### GIVEN PASSAGE:
■ ■ ■ ■ ■

Are these tales representative of what might transpire for most students who chose a major in the humanities and social sciences? Anders tries to pick a reasonably diverse spread of protagonists, although they do skew towards those who had the opportunity to attend “elite” liberal arts colleges. My alma mater is viewed positively through several interviews with recent graduates, so I’m glad at least a few of these students seem to be thriving. Also rather nebulous is how exactly those humanities and social science classes do that prepare one for a life of adaptability to the changing landscape of career opportunities. There is a sense that the open-endedness of questions wrestled with in such classes trains one to deal with complexity and uncertainty. There are also the usual references to critical thinking along with writing and oral communication skills. Pre-college backgrounds of the students weave themselves into the narrative, but then cloud the value of the liberal arts college education, since the inner drive, perseverance, curiosity, may well reside in the profilees regardless of their choice of major.

While there is just one tiny example of chemistry as a field being mentioned in opposition to the “liberal arts”, You Can Do Anything mainly contrasts the liberal arts with engineering, business, and other professional degrees. Like many other apologists for the liberal arts, STEM is mentioned as part of the Other. As a chemist, who went to a liberal arts college, I take issue with that characterization. The sciences, in my opinion, provide students the opportunity to wrestle with complexity, exercise critical thought, and communicate in writing and in speech, among other things. Are there science classes that resemble robotic information-spewing from instructor to student? Likely so, but I think they would be in the minority at liberal arts colleges – at least in chemistry departments, since I have many friends and colleagues who teach in such places. I think my students who are science majors get the best of both worlds, combining both the technical and the liberal arts.

A second book along the same vein, and also published in 2017, is A Practical Education by Randall Stross. This book’s subtitle is Why Liberal Arts Majors Make Great Employees. (The book cover is amusing, see above.) Stross has an interesting background. While he has written several books on Silicon Valley startups, his Ph.D. is in East Asian history and he is currently a professor of business at San Jose State University. His book also takes the vignette route but focuses only on Stanford students. Stross acknowledges the limitations of his work on page 2; that the students profiled mainly come from privileged and financially secure backgrounds, they are academically excellent, and are a competitive bunch.

Stross further qualifies: “I don’t make a blanket claim that every student, at every college or university, who elects a liberal arts major will, ipso facto, make an outstanding employee upon graduation by dint of enrolling in the courses and earning passing grades. But those students who do choose for a major an academic field that is not tightly connected with a particular career and who do well in those courses, who demonstrate a sponge-like capacity to absorb new knowledge, whose academic record shows drive and diligence and a capacity for thinking hard and communicating well, should be seen by prospective employers at the multicapable candidates they are.”

■ ■ ■ ■ ■

### JOBS:
(1) Rewrite the paragraph of the review that begins "A second book along the same vein" as a short bulleted list that keeps its main facts.
(2) Does the review agree with each statement? Answer yes or no, and quote the words that decide it.
(a) The reviewer is a chemist who attended a liberal arts college.
(b) You Can Do Anything mainly contrasts the liberal arts with chemistry.
(c) Stross's book profiles students from many different colleges.
Use only the review to answer.

### DATA SEGMENT:
■ ■ ■ ■ ■

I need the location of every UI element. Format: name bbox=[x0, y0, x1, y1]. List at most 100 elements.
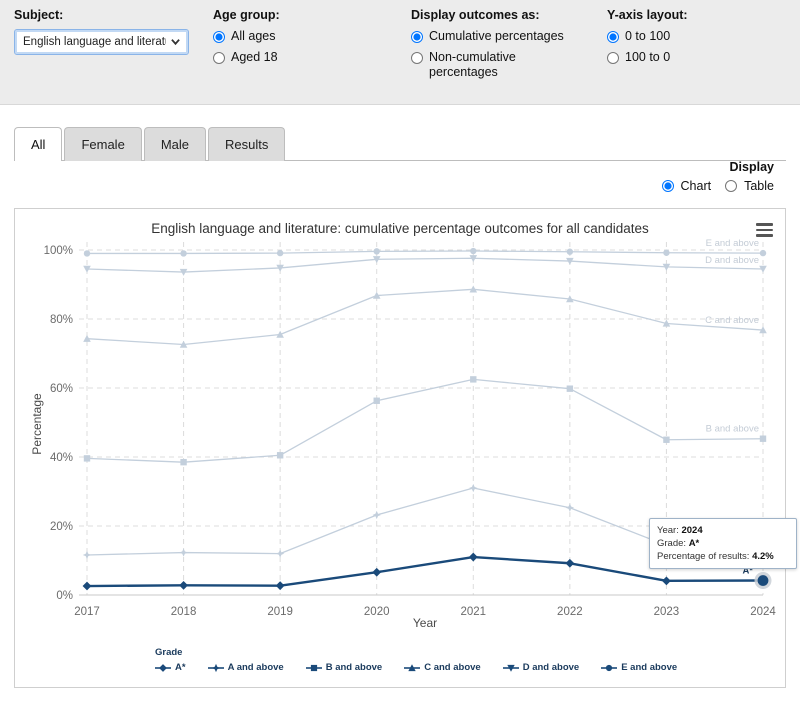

■ ■ ■ ■ ■

### SOLUTIONS BELOW:
(1)
- A Practical Education by Randall Stross is a similar book, also published in 2017, with the subtitle Why Liberal Arts Majors Make Great Employees.
- Stross has written several books on Silicon Valley startups, holds a Ph.D. in East Asian history, and is a business professor at San Jose State University.
- The book uses vignettes but profiles only Stanford students.
- On page 2, Stross admits its limits: the students mostly come from privileged, financially secure backgrounds, are academically excellent, and are competitive.

(2)
(a) Yes: "As a chemist, who went to a liberal arts college"
(b) No: "You Can Do Anything mainly contrasts the liberal arts with engineering, business, and other professional degrees"
(c) No: "focuses only on Stanford students"